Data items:
================================
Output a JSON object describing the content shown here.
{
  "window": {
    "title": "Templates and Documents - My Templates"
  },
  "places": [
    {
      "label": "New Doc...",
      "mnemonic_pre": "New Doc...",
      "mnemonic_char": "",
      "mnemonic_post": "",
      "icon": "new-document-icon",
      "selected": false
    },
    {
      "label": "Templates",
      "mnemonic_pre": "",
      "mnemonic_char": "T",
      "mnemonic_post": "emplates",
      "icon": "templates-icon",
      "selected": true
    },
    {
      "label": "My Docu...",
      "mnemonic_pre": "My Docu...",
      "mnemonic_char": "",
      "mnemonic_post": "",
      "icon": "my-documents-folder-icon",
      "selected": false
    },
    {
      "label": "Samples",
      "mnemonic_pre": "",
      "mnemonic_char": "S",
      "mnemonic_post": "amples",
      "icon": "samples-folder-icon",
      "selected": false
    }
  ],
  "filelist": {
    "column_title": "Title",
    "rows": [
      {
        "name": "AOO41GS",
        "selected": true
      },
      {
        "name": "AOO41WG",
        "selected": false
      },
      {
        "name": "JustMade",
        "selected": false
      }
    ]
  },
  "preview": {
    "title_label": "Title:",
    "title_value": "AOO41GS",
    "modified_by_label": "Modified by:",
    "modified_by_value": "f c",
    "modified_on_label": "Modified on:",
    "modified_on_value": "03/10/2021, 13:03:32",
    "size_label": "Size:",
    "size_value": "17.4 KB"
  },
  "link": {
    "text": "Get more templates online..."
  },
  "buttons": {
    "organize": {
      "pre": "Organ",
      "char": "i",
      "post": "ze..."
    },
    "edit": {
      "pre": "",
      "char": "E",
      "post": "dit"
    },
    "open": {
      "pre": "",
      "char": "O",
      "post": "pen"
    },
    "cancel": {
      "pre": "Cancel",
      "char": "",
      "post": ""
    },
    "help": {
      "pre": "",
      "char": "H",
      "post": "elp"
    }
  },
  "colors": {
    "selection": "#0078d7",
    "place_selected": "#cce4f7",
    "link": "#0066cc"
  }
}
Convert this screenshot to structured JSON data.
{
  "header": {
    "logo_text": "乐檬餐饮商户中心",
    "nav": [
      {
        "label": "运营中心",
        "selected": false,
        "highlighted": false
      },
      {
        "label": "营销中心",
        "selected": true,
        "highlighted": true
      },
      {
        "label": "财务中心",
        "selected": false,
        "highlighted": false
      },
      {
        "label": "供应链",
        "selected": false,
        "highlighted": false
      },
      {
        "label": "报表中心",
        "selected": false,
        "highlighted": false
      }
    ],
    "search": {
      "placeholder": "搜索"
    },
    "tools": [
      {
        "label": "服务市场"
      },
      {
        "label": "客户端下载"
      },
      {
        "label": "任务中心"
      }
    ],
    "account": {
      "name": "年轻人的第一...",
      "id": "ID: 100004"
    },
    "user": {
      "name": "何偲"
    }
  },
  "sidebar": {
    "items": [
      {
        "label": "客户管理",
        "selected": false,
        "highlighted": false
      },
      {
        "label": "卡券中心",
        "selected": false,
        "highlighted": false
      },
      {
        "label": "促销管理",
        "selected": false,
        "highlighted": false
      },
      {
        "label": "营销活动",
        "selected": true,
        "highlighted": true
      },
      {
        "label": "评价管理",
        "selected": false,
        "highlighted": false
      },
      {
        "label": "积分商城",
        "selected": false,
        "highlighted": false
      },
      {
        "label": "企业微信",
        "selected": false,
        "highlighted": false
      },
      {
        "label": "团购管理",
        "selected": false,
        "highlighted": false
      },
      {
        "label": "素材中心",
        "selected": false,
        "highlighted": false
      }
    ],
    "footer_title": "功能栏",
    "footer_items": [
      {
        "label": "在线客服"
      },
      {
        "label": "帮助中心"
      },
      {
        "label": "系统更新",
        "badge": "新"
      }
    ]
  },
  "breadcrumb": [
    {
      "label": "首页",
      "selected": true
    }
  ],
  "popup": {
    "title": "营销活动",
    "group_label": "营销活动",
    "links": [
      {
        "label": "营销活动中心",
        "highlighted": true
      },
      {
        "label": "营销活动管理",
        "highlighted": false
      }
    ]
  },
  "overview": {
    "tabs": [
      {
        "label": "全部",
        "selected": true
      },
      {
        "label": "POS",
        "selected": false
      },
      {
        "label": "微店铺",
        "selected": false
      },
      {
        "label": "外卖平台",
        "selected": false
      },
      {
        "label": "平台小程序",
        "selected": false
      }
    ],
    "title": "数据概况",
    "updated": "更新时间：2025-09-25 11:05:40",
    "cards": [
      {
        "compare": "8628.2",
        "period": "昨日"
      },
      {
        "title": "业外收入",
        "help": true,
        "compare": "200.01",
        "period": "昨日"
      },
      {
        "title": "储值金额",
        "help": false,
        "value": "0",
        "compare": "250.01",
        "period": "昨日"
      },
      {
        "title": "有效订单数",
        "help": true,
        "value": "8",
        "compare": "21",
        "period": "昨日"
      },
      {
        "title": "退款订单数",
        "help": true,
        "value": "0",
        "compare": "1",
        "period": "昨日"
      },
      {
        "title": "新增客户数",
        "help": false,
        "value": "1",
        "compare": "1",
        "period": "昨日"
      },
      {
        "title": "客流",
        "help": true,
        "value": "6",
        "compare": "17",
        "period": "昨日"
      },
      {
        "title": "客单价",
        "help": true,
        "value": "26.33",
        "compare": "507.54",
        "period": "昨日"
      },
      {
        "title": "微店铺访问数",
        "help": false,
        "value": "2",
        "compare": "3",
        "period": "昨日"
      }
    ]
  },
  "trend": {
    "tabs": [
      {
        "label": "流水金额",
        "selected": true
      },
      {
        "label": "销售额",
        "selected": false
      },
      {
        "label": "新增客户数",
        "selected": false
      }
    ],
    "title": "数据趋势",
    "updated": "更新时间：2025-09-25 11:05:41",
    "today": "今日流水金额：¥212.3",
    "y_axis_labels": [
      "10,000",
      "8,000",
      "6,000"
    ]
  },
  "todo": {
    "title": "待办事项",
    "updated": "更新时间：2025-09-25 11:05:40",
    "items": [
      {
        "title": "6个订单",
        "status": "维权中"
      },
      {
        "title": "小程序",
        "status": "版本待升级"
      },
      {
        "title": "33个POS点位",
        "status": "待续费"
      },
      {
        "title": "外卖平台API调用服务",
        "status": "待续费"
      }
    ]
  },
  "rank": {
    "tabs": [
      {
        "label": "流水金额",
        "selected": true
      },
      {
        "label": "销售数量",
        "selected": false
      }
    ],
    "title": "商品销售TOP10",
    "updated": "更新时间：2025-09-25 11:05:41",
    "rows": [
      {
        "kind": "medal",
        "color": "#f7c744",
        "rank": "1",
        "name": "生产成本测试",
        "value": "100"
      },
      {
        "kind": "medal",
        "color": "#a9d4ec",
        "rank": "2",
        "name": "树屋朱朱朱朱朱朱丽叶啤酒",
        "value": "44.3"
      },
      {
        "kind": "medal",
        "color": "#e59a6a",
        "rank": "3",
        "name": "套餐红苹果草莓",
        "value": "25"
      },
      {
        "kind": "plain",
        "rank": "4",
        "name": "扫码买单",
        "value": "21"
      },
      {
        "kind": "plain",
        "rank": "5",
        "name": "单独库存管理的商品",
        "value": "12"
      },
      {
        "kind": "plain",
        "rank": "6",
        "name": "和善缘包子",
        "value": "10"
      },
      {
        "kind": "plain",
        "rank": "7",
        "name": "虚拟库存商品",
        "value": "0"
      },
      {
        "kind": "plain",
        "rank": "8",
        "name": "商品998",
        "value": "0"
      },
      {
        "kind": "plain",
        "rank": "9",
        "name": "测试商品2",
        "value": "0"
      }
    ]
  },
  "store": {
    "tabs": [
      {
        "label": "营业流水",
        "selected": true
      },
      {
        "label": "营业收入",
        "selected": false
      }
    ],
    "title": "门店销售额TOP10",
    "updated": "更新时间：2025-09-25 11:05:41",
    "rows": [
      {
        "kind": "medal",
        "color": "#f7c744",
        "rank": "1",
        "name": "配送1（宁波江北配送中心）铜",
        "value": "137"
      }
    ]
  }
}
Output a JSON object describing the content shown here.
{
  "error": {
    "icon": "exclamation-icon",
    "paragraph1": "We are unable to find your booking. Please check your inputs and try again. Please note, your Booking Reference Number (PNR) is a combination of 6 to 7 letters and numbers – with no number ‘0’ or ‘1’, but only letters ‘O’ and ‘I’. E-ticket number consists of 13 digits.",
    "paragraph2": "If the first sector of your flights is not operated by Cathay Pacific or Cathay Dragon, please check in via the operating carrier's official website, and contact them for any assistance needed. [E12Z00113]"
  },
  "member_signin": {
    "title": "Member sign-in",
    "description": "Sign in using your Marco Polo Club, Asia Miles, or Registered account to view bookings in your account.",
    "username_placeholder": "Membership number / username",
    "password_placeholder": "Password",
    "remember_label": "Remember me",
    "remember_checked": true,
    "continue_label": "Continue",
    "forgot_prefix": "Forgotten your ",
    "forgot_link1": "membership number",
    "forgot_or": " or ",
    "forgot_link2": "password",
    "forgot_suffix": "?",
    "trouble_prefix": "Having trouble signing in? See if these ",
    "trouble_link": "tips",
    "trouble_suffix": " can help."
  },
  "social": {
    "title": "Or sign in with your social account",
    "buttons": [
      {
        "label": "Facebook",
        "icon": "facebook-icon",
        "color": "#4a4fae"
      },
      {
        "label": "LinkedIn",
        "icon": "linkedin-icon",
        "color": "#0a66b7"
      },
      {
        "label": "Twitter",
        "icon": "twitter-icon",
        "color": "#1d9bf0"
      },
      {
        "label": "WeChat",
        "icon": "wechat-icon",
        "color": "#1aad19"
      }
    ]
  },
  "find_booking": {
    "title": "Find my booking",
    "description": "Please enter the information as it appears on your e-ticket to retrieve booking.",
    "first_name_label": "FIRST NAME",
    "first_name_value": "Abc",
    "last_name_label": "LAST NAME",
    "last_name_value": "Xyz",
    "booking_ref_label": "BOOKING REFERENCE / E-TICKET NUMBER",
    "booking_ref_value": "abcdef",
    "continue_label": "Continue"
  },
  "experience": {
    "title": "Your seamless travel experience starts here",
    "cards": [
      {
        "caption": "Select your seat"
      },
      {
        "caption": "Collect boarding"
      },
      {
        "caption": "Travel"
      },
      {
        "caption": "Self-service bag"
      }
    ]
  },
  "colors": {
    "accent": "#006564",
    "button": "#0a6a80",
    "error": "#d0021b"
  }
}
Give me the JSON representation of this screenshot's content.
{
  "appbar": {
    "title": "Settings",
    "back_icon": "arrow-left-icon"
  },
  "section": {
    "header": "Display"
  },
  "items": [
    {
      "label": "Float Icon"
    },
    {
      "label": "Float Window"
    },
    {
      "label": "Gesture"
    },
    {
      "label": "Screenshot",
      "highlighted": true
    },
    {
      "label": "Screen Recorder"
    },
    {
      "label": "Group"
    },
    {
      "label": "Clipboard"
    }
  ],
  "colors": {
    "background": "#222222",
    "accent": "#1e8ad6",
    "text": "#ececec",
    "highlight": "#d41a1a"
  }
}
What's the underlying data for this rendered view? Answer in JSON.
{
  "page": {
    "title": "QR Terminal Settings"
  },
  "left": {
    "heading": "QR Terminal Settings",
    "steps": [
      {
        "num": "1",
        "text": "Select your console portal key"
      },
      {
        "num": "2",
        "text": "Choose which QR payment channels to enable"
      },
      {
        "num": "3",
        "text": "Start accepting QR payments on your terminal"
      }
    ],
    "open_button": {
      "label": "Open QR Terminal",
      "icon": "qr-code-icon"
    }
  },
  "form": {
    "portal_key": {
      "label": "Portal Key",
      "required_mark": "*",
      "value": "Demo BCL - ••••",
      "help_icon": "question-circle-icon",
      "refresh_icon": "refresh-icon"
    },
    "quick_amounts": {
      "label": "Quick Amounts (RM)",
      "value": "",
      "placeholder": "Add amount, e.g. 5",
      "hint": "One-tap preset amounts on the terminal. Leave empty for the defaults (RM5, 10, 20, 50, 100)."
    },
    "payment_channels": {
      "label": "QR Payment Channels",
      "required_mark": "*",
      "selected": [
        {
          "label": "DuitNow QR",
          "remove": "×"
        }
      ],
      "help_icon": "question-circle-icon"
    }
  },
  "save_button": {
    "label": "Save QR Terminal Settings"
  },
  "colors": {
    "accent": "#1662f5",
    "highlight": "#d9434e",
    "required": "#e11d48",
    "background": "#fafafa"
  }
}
================================
# INSTRUCTIONS TO FOLLOW
Return all lines of the material above in which the word "this" occurs.

# EXPECTED ANSWER
Convert this screenshot to structured JSON data.
Give me the JSON representation of this screenshot's content.
What's the underlying data for this rendered view? Answer in JSON.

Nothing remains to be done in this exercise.